+++ DATA IN THIS EXERCISE +++
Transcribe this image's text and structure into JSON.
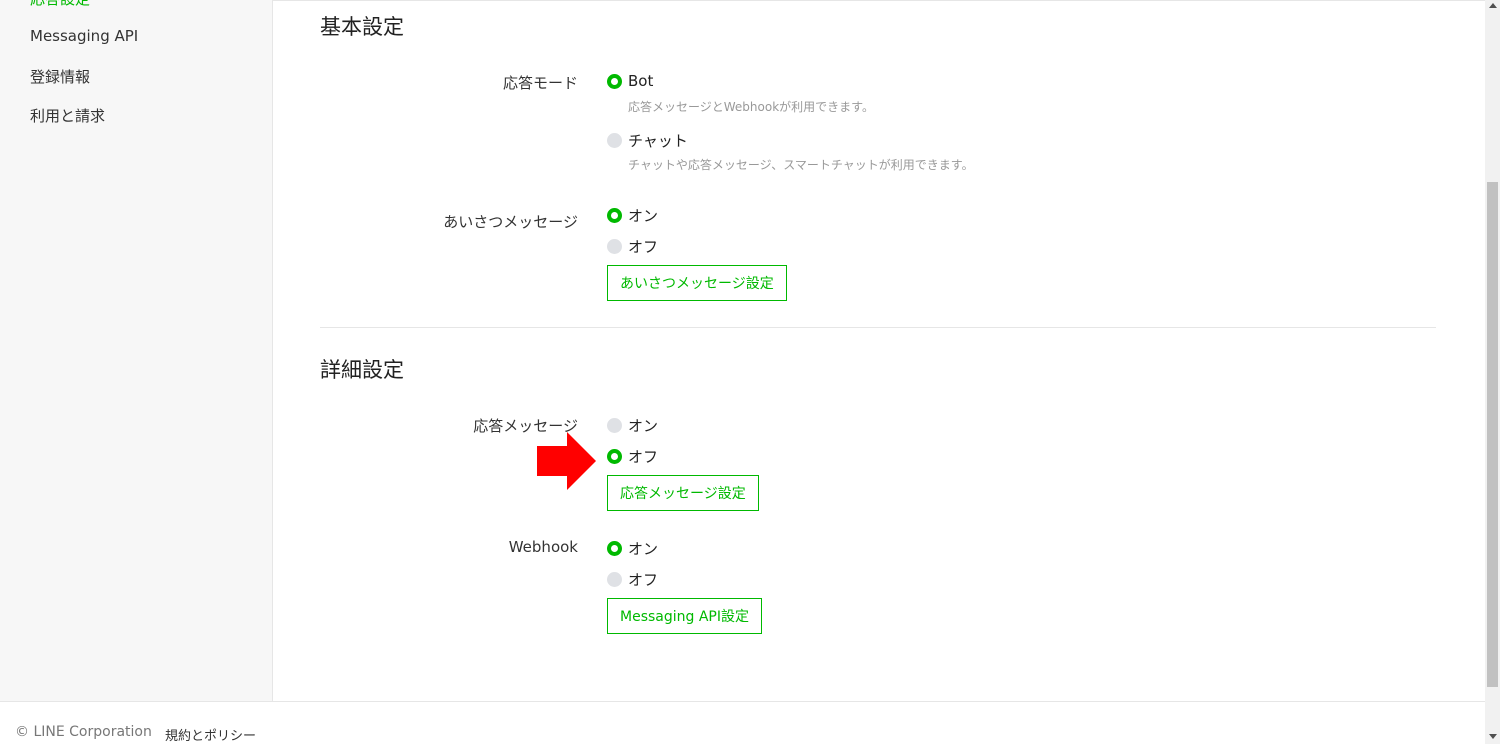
{
  "sidebar": {
    "items": [
      {
        "label": "応答設定"
      },
      {
        "label": "Messaging API"
      },
      {
        "label": "登録情報"
      },
      {
        "label": "利用と請求"
      }
    ]
  },
  "basic": {
    "title": "基本設定",
    "response_mode": {
      "label": "応答モード",
      "options": [
        {
          "label": "Bot",
          "desc": "応答メッセージとWebhookが利用できます。",
          "selected": true
        },
        {
          "label": "チャット",
          "desc": "チャットや応答メッセージ、スマートチャットが利用できます。",
          "selected": false
        }
      ]
    },
    "greeting": {
      "label": "あいさつメッセージ",
      "options": [
        {
          "label": "オン",
          "selected": true
        },
        {
          "label": "オフ",
          "selected": false
        }
      ],
      "button": "あいさつメッセージ設定"
    }
  },
  "advanced": {
    "title": "詳細設定",
    "auto_reply": {
      "label": "応答メッセージ",
      "options": [
        {
          "label": "オン",
          "selected": false
        },
        {
          "label": "オフ",
          "selected": true
        }
      ],
      "button": "応答メッセージ設定"
    },
    "webhook": {
      "label": "Webhook",
      "options": [
        {
          "label": "オン",
          "selected": true
        },
        {
          "label": "オフ",
          "selected": false
        }
      ],
      "button": "Messaging API設定"
    }
  },
  "footer": {
    "copyright": "© LINE Corporation",
    "policy": "規約とポリシー"
  },
  "colors": {
    "accent": "#00b900",
    "arrow": "#ff0000",
    "radio_off": "#dfe1e5"
  },
  "icons": {
    "annotation": "red-arrow-right-icon"
  }
}
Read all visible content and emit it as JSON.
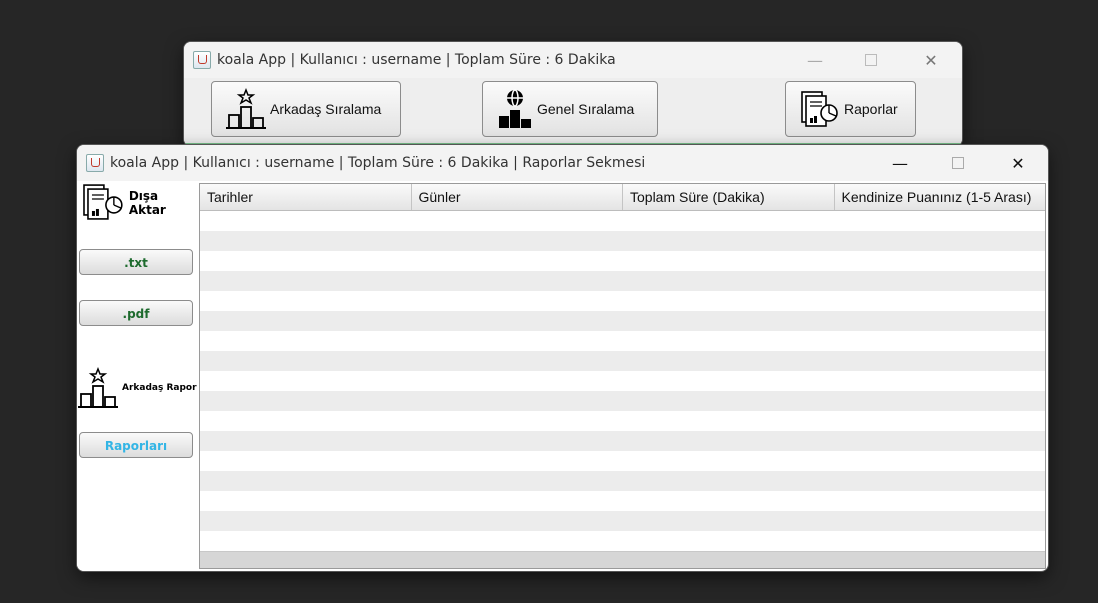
+++
## EXERCISE DETAILS:
Filter the entries and copy out every line with the word "desc".

## EXERCISE RESULT:
          "desc": "応答メッセージとWebhookが利用できます。",
          "desc": "チャットや応答メッセージ、スマートチャットが利用できます。",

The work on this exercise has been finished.